It is possible to represent property graphs with reification, but that adds considerable complexity.

What reification? I looked up around I still don't understand.

What if the link itself starts in one graph and ends in another - where would you situate the anchor for that link?

That is exactly what I meant about "it is advanced use" in the this comment.

Another challenge concerns the case where a node stands for another graph, e.g. the node has a URI that can be dereferenced to obtain the graph the node stands for.

I think we should come up with a representation of a property graph before trying to generalise to recursive or hierarchical graph or "meta-graph".

True story: as part of a foolish tentative to replace the atomspace, I was thinking about how to implement this kind of things. Basically a single entity called the atom that has outgoing and incoming links and properties as a hashmap. Then came up the idea of "recursive hyper graph". Like you wrote, it is complex to just to imagine a node (or atom in my case) pointing outside its own graph. Like you wrote, having a node represent another graph or sub-graph (because it is hierarchical, it make sens). Again, I think it is the role of the reasoner / rule engine to deal with that kind of complexity. As part of my exploration, I tried to implement but in the end, there really no way to "make it fast" and a priori, you don't know when the "query" will end.

Task inputs
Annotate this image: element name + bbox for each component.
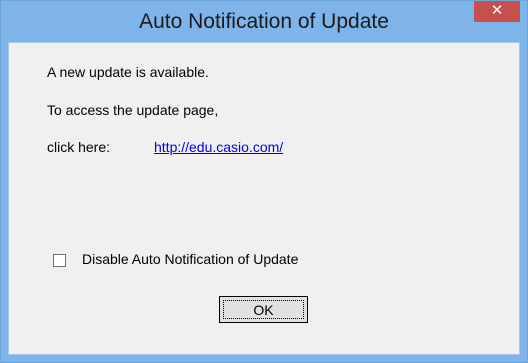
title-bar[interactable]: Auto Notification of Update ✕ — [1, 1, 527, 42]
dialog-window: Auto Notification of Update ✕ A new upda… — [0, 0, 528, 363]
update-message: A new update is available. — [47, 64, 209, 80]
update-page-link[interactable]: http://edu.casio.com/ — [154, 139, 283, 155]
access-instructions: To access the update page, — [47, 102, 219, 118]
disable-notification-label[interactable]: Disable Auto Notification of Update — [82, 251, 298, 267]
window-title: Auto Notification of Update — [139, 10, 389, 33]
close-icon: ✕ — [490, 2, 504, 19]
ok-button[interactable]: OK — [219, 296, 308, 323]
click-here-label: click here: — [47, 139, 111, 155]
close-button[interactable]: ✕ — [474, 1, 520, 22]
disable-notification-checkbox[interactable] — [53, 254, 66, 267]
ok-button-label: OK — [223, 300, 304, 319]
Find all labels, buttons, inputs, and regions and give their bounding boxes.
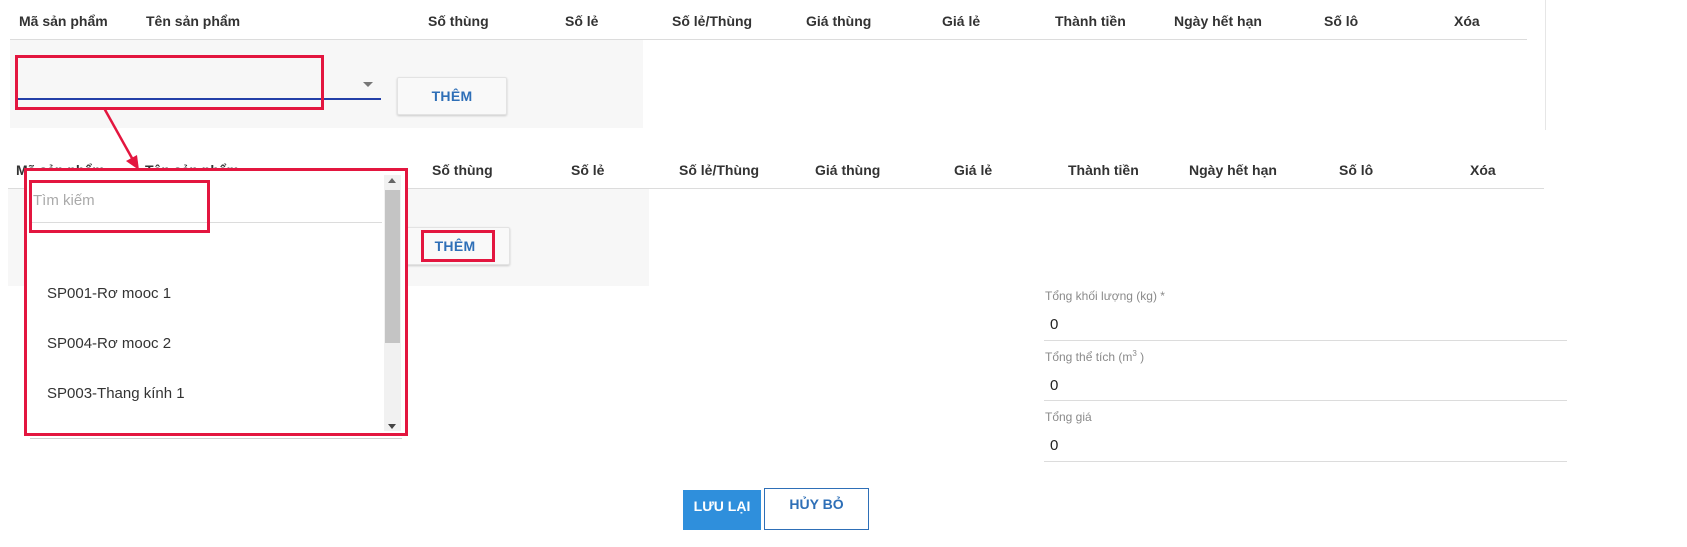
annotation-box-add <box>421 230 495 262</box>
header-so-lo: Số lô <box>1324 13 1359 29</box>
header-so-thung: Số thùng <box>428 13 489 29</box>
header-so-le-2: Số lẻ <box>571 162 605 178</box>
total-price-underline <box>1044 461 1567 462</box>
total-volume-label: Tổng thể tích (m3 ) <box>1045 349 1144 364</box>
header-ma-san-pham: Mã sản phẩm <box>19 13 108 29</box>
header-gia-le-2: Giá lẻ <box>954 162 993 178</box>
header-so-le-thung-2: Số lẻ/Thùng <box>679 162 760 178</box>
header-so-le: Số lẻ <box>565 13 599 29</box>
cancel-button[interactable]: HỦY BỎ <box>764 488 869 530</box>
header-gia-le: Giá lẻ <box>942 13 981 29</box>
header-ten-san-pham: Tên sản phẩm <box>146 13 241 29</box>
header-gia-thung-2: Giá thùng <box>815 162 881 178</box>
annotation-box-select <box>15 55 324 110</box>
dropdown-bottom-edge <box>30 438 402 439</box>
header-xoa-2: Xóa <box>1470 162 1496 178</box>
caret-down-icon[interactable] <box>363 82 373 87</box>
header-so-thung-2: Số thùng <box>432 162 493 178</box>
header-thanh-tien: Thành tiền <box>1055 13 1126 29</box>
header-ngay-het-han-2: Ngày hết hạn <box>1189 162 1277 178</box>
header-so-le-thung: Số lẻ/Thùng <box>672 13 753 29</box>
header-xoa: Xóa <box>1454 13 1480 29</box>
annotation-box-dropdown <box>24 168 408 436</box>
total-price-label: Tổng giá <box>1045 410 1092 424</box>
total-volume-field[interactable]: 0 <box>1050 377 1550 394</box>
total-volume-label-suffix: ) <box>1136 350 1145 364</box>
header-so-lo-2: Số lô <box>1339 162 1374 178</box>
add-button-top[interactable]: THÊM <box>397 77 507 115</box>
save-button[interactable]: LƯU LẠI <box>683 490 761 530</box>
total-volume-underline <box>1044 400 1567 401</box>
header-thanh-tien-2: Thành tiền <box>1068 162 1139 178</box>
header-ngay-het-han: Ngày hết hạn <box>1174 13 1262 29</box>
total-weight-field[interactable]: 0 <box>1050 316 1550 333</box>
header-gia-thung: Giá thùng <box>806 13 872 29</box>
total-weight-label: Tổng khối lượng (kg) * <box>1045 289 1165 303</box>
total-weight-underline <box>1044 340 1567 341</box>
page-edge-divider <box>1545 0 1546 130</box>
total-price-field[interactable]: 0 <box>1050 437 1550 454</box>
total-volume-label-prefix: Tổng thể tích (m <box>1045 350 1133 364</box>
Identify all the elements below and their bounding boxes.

Required work
1 - Rename "Auto Notification of Update" to "Update Alert" in the entries, from the line containing "title-bar[interactable]: Auto Notification" through the line containing "window-title: Auto Notification". Give back only those lines, with everything else unchanged.
2 - Write what comes next in the forum thread about representing property graphs with reification, picking up right after its final sentence.

Task-by-task outputs
1 -
title-bar[interactable]: Update Alert ✕ — [1, 1, 527, 42]
dialog-window: Update Alert ✕ A new upda… — [0, 0, 528, 363]
update-message: A new update is available. — [47, 64, 209, 80]
update-page-link[interactable]: http://edu.casio.com/ — [154, 139, 283, 155]
access-instructions: To access the update page, — [47, 102, 219, 118]
disable-notification-label[interactable]: Disable Update Alert — [82, 251, 298, 267]
window-title: Update Alert — [139, 10, 389, 33]

2 -
my strong hope is that we adopt a mechanism for n-ary relations that subsumes property graphs as a special case

what is "n-ary relations" please?

It would be desirable to have short names for links so that paths through a graph can be expressed simply via a dotted path string, analogous to properties in object oriented programming languages.

That is what Gremlink (from Thinkerpop) mostly does. It is written like

graph.vertices.filter(lambda x: x.type == 'actor').outgoing.filter(lambda x: s.genre 'science-fiction')
amirouche commented 5 years ago

I have written a some time ago an article on how to build a graph database on top of EAV. You can find it at https://hyper.dev/blog/diy-graph-database-in-python.html.

EAV is somewhat like a triplestore but you can not have multiple triples with the same subject, predicate. On top that abstraction, I built a document store by grouping by subject. Each document has a private field that allows to distinguish node from edges. Also edges have two other private predicates node-start and node-end.

mhedenus commented 3 years ago

Hello, I'd like to pick up this topic and discuss a specific question: How can you distinguish a property from a relation ?

In RDF that is not possible, because there is no such distinction. Example:

<Alice> <knows> <Bob> .

and

<Alice> <mbox> <mailto:alice@example.com> .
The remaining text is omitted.